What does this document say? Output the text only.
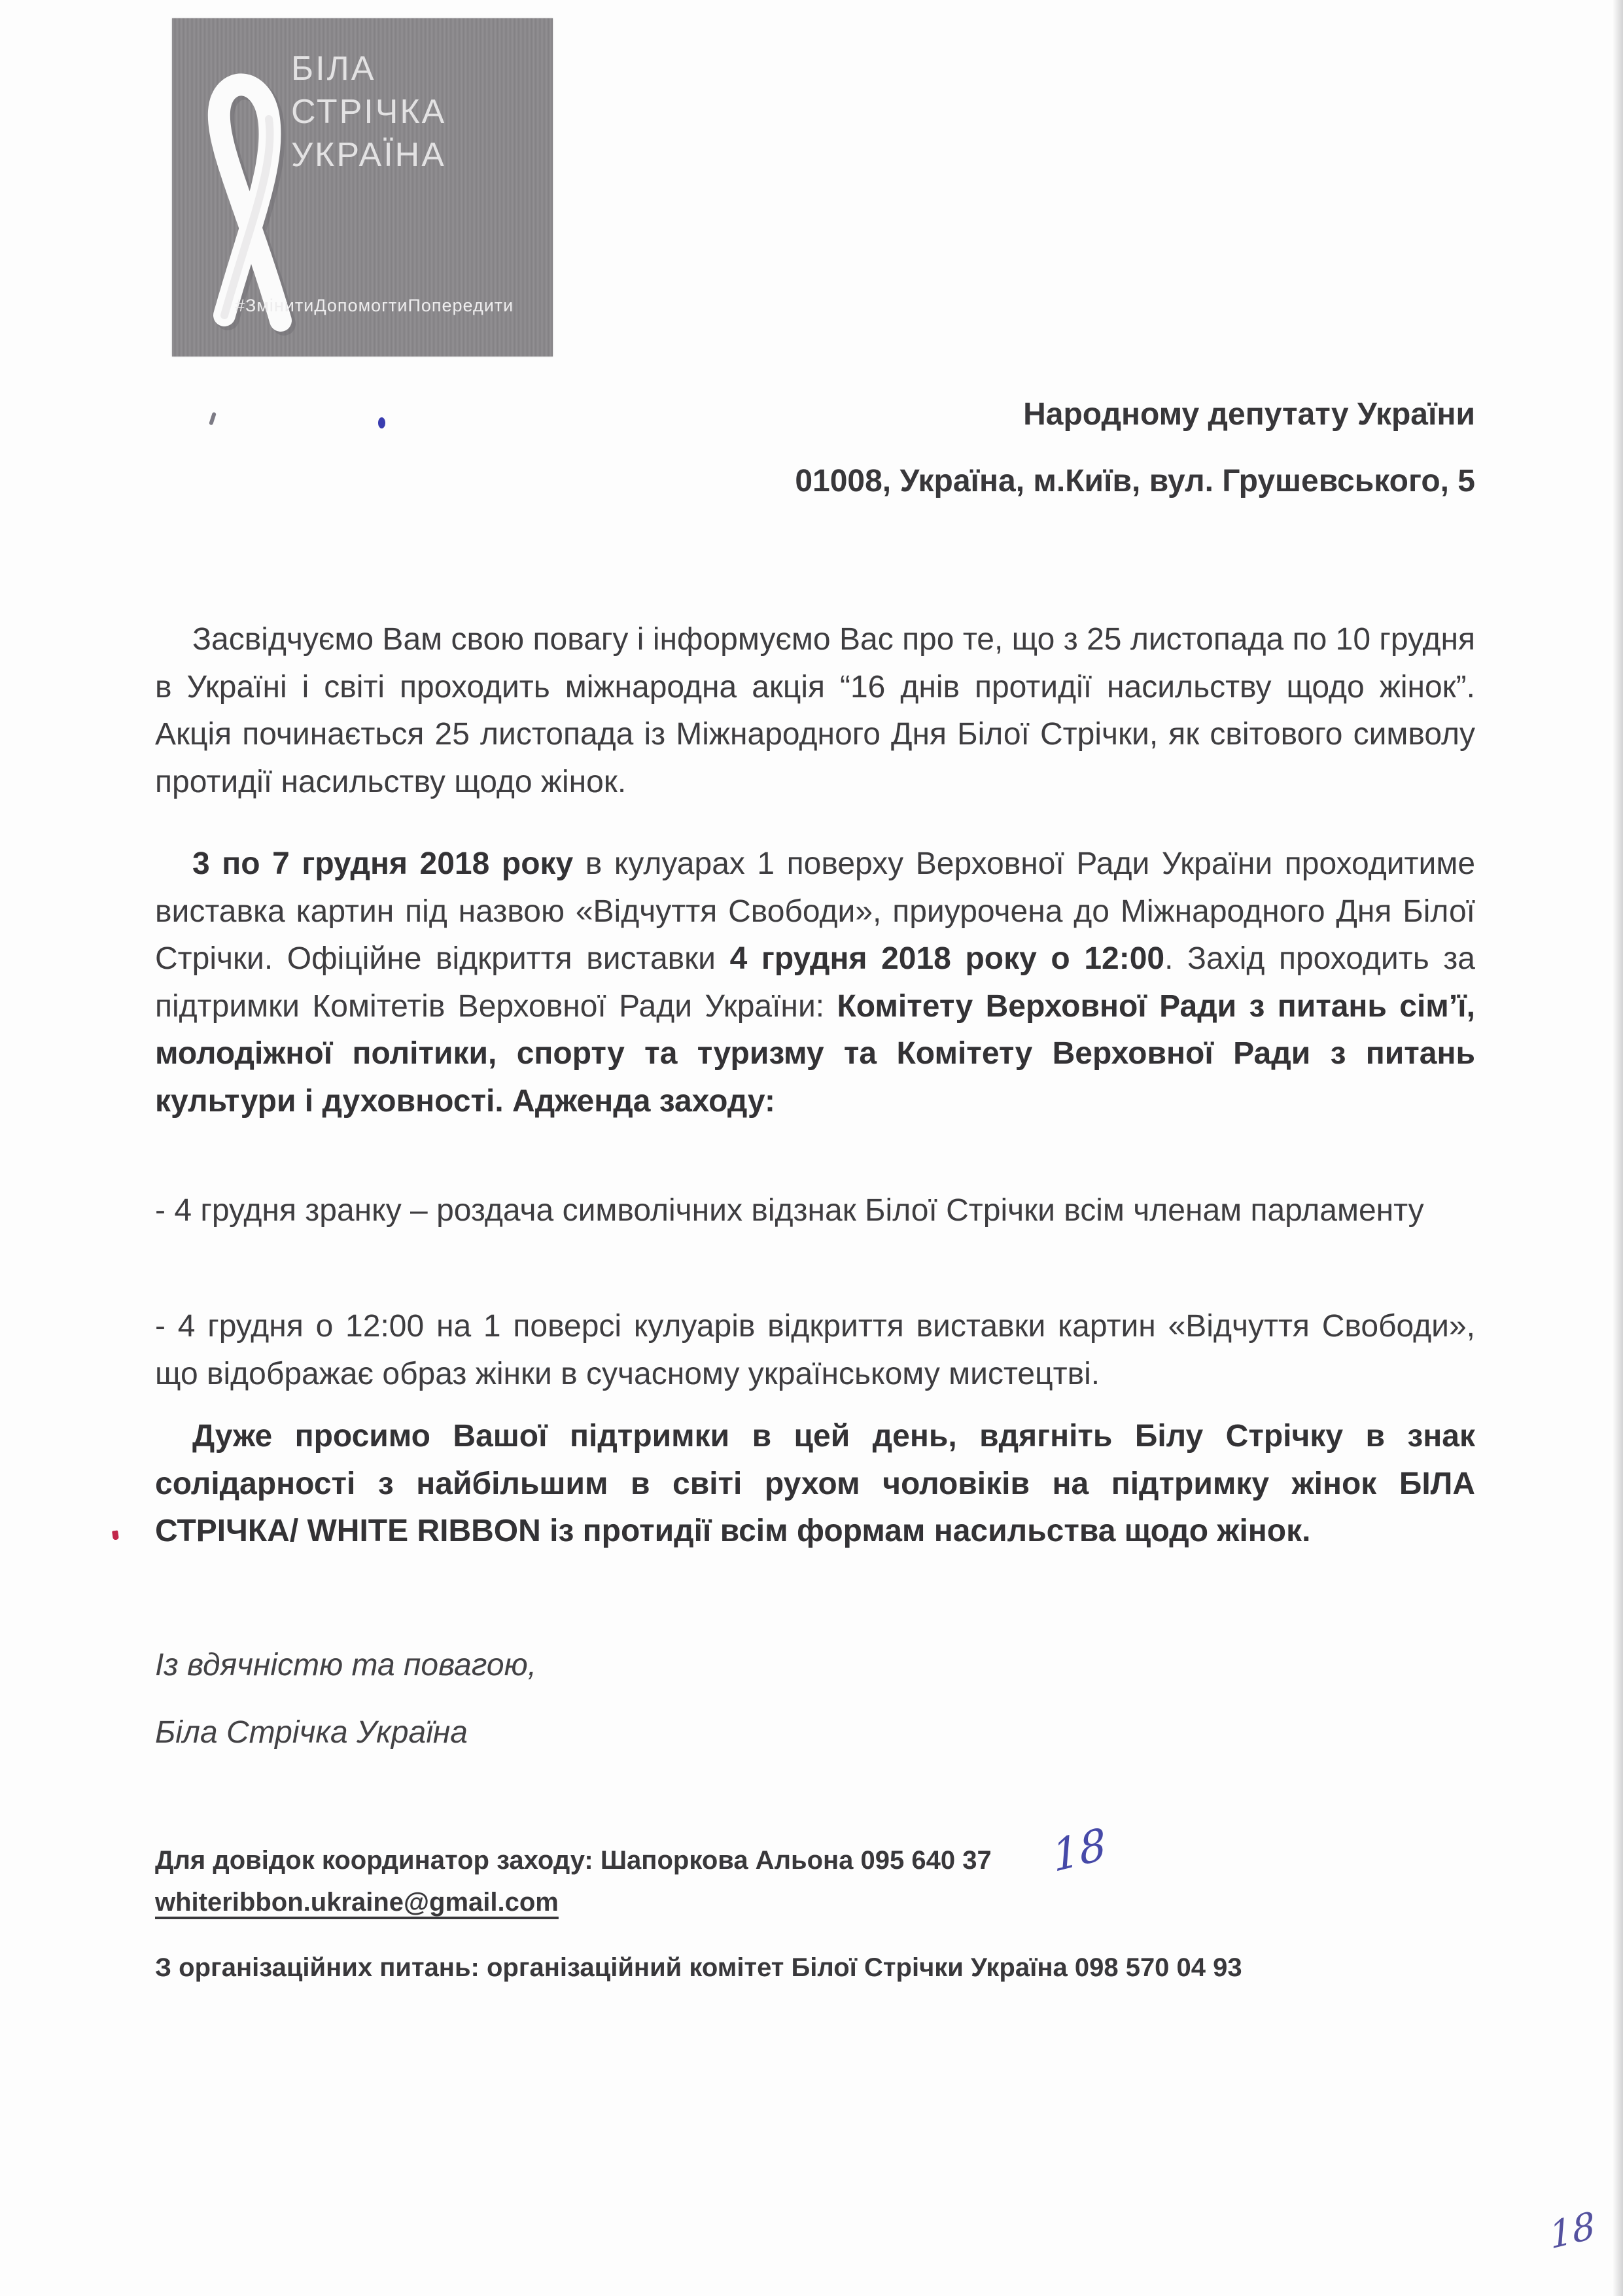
БІЛА
СТРІЧКА
УКРАЇНА
#ЗмінитиДопомогтиПопередити
Народному депутату України
01008, Україна, м.Київ, вул. Грушевського, 5

Засвідчуємо Вам свою повагу і інформуємо Вас про те, що з 25 листопада по 10 грудня в Україні і світі проходить міжнародна акція “16 днів протидії насильству щодо жінок”. Акція починається 25 листопада із Міжнародного Дня Білої Стрічки, як світового символу протидії насильству щодо жінок.

3 по 7 грудня 2018 року в кулуарах 1 поверху Верховної Ради України проходитиме виставка картин під назвою «Відчуття Свободи», приурочена до Міжнародного Дня Білої Стрічки. Офіційне відкриття виставки 4 грудня 2018 року о 12:00. Захід проходить за підтримки Комітетів Верховної Ради України: Комітету Верховної Ради з питань сім’ї, молодіжної політики, спорту та туризму та Комітету Верховної Ради з питань культури і духовності. Адженда заходу:

- 4 грудня зранку – роздача символічних відзнак Білої Стрічки всім членам парламенту

- 4 грудня о 12:00 на 1 поверсі кулуарів відкриття виставки картин «Відчуття Свободи», що відображає образ жінки в сучасному українському мистецтві.

Дуже просимо Вашої підтримки в цей день, вдягніть Білу Стрічку в знак солідарності з найбільшим в світі рухом чоловіків на підтримку жінок БІЛА СТРІЧКА/ WHITE RIBBON із протидії всім формам насильства щодо жінок.

Із вдячністю та повагою,

Біла Стрічка Україна

Для довідок координатор заходу: Шапоркова Альона 095 640 37	18

whiteribbon.ukraine@gmail.com

З організаційних питань: організаційний комітет Білої Стрічки Україна 098 570 04 93

18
::::::
◆ **TASK DETAILS**:
Do not copy the pictures, but repeat every line exactly.

◆ **EXERCISE RESPONSE**:
What does this document say? Output the text only.
БІЛА
СТРІЧКА
УКРАЇНА
#ЗмінитиДопомогтиПопередити
Народному депутату України
01008, Україна, м.Київ, вул. Грушевського, 5

Засвідчуємо Вам свою повагу і інформуємо Вас про те, що з 25 листопада по 10 грудня в Україні і світі проходить міжнародна акція “16 днів протидії насильству щодо жінок”. Акція починається 25 листопада із Міжнародного Дня Білої Стрічки, як світового символу протидії насильству щодо жінок.

3 по 7 грудня 2018 року в кулуарах 1 поверху Верховної Ради України проходитиме виставка картин під назвою «Відчуття Свободи», приурочена до Міжнародного Дня Білої Стрічки. Офіційне відкриття виставки 4 грудня 2018 року о 12:00. Захід проходить за підтримки Комітетів Верховної Ради України: Комітету Верховної Ради з питань сім’ї, молодіжної політики, спорту та туризму та Комітету Верховної Ради з питань культури і духовності. Адженда заходу:

- 4 грудня зранку – роздача символічних відзнак Білої Стрічки всім членам парламенту

- 4 грудня о 12:00 на 1 поверсі кулуарів відкриття виставки картин «Відчуття Свободи», що відображає образ жінки в сучасному українському мистецтві.

Дуже просимо Вашої підтримки в цей день, вдягніть Білу Стрічку в знак солідарності з найбільшим в світі рухом чоловіків на підтримку жінок БІЛА СТРІЧКА/ WHITE RIBBON із протидії всім формам насильства щодо жінок.

Із вдячністю та повагою,

Біла Стрічка Україна

Для довідок координатор заходу: Шапоркова Альона 095 640 37	18

whiteribbon.ukraine@gmail.com

З організаційних питань: організаційний комітет Білої Стрічки Україна 098 570 04 93

18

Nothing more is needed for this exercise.